* _À FAIRE_
1. Répondez à ces questions à l'aide du texte sur Rosa Luxemburg :
(a) En quelle année part-elle pour la Suisse ?
(b) Combien d'articles forment Réforme et révolution ?
(c) À quelle date a-t-elle été assassinée ?
2. Recopiez le passage du texte sur Rosa Luxemburg qui commence par les mots « Rosa Luxemburg est » et se termine par « d’accéder à l’université. ».

━━ TEXTE EXTRAIT ━━

Il arrive aux aigles de descendre plus bas que les poules, mais jamais les poules ne pourront s’élever aussi haut que les aigles. Rosa Luxemburg était un aigle. (Lénine, « Note d’un journaliste », février 1922, Œuvres t. 33, p. 212)
Rosa Luxemburg est née en le 5 mars 1871 en Pologne, alors territoire de l’empire russe, à Zamość (près de la frontière de l’actuelle Ukraine), dans une famille juive relativement aisée. Liée dès le lycée à l’organisation révolutionnaire clandestine Proletariat, elle se rend en Suisse en 1889, à la fois en raison du climat politique et du régime répressif du tsar et parce que c’est un des rares pays permettant aux femmes d’accéder à l’université.
En 1893, elle participe avec Jogiches, Marchlewski et Warshawski à la fondation de la Social-démocratie de Pologne (SDKP, à l’époque, les communistes s’appelaient sociaux-démocrates, sur le modèle du SPD allemand) qui s’affilie à l’Internationale ouvrière (IO). Après l’obtention en 1897 d’un doctorat portant sur le développement industriel de la Pologne et, défendant une lutte commune entre le mouvement ouvrier polonais et le mouvement ouvrier russe, elle part pour Berlin à l’été 1898 militer au plus grand parti ouvrier de l’époque, le SPD, tout en restant dirigeante de la SDKP.
Malgré un handicap physique, grâce à ses qualités d’oratrice, d’écrivaine et de théoricienne, elle développe une activité d’agitation politique dans le SPD, à l’occasion des élections, de la rédaction d’un journal, de la polémique contre la « révision du marxisme » opérée à partir de 1897 par Bernstein, qu’elle qualifiait de révisionniste, de renégat et d’adversaire du socialisme.
Cela lui a permis d’affuter ses armes théoriques et a donné lieu à la publication de Réforme et révolution, sous forme de cinq articles publiés en 1898-1899. Elle jugeait que la révolution socialiste n’était pas à l’ordre du jour en 1905 en Russie, en raison à la fois de l’isolement du pays et des conditions matérielles insuffisamment développées, avant de soutenir la révolution de 1917. Elle fut assassinée le 15 janvier 1919 par l’armée allemande sur ordre de la direction du SPD alors au gouvernement « des conseils » avec l’USPD, peu avant son ancien compagnon Leo Jogiches.
Rosa Luxemburg était à la fois une révolutionnaire et une théoricienne, une militante communiste et une internationaliste, une économiste et une anti-impérialiste. Elle est parfois présentée par des sociaux-démocrates, des anarchistes et des gauchistes comme une alternative à Lénine. Or, s’il est vrai que les controverses entre eux étaient nombreuses (sur la question nationale, sur le rôle du parti), la distance qui les sépare a toujours été infiniment plus courte que celle entre les révolutionnaires et les réformistes, notamment ceux de l’Internationale ouvrière qui a failli tels que Kautsky ou Plekhanov, ou les révisionnistes tels que Bernstein, contre qui elle a participé à la défense du programme communiste.

━━━
━━ DONNÉES FOURNIES ━━

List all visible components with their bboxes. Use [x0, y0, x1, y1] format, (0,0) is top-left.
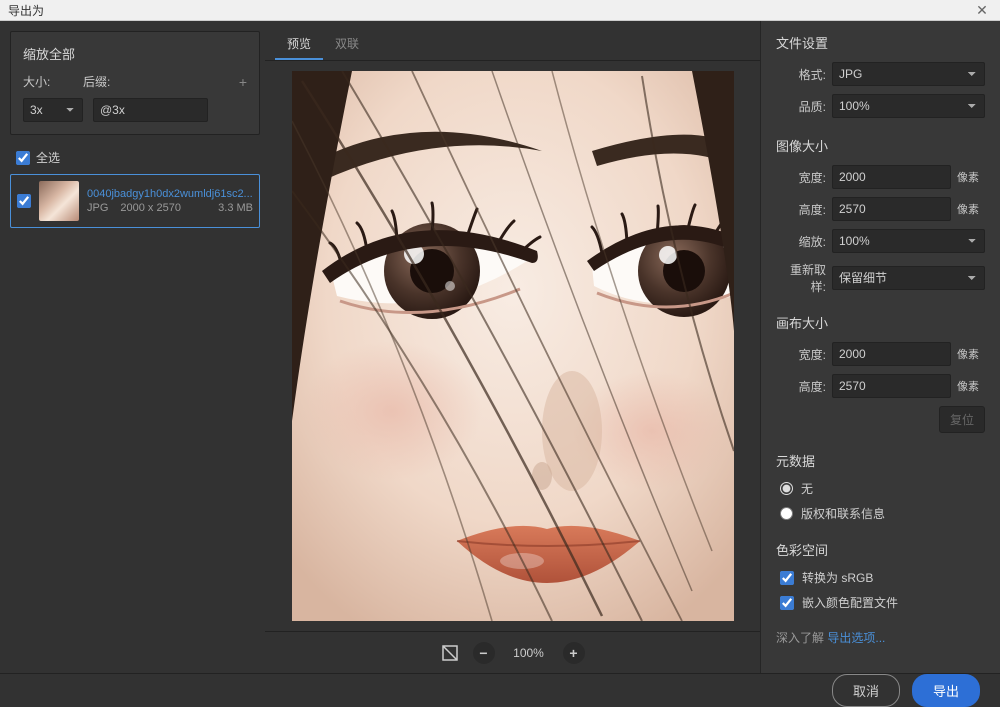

━━━

* _LES SOLUTIONS_
1.
(a) En 1889.
(b) Cinq articles, publiés en 1898-1899.
(c) Le 15 janvier 1919.

2.
Rosa Luxemburg est née en le 5 mars 1871 en Pologne, alors territoire de l’empire russe, à Zamość (près de la frontière de l’actuelle Ukraine), dans une famille juive relativement aisée. Liée dès le lycée à l’organisation révolutionnaire clandestine Proletariat, elle se rend en Suisse en 1889, à la fois en raison du climat politique et du régime répressif du tsar et parce que c’est un des rares pays permettant aux femmes d’accéder à l’université.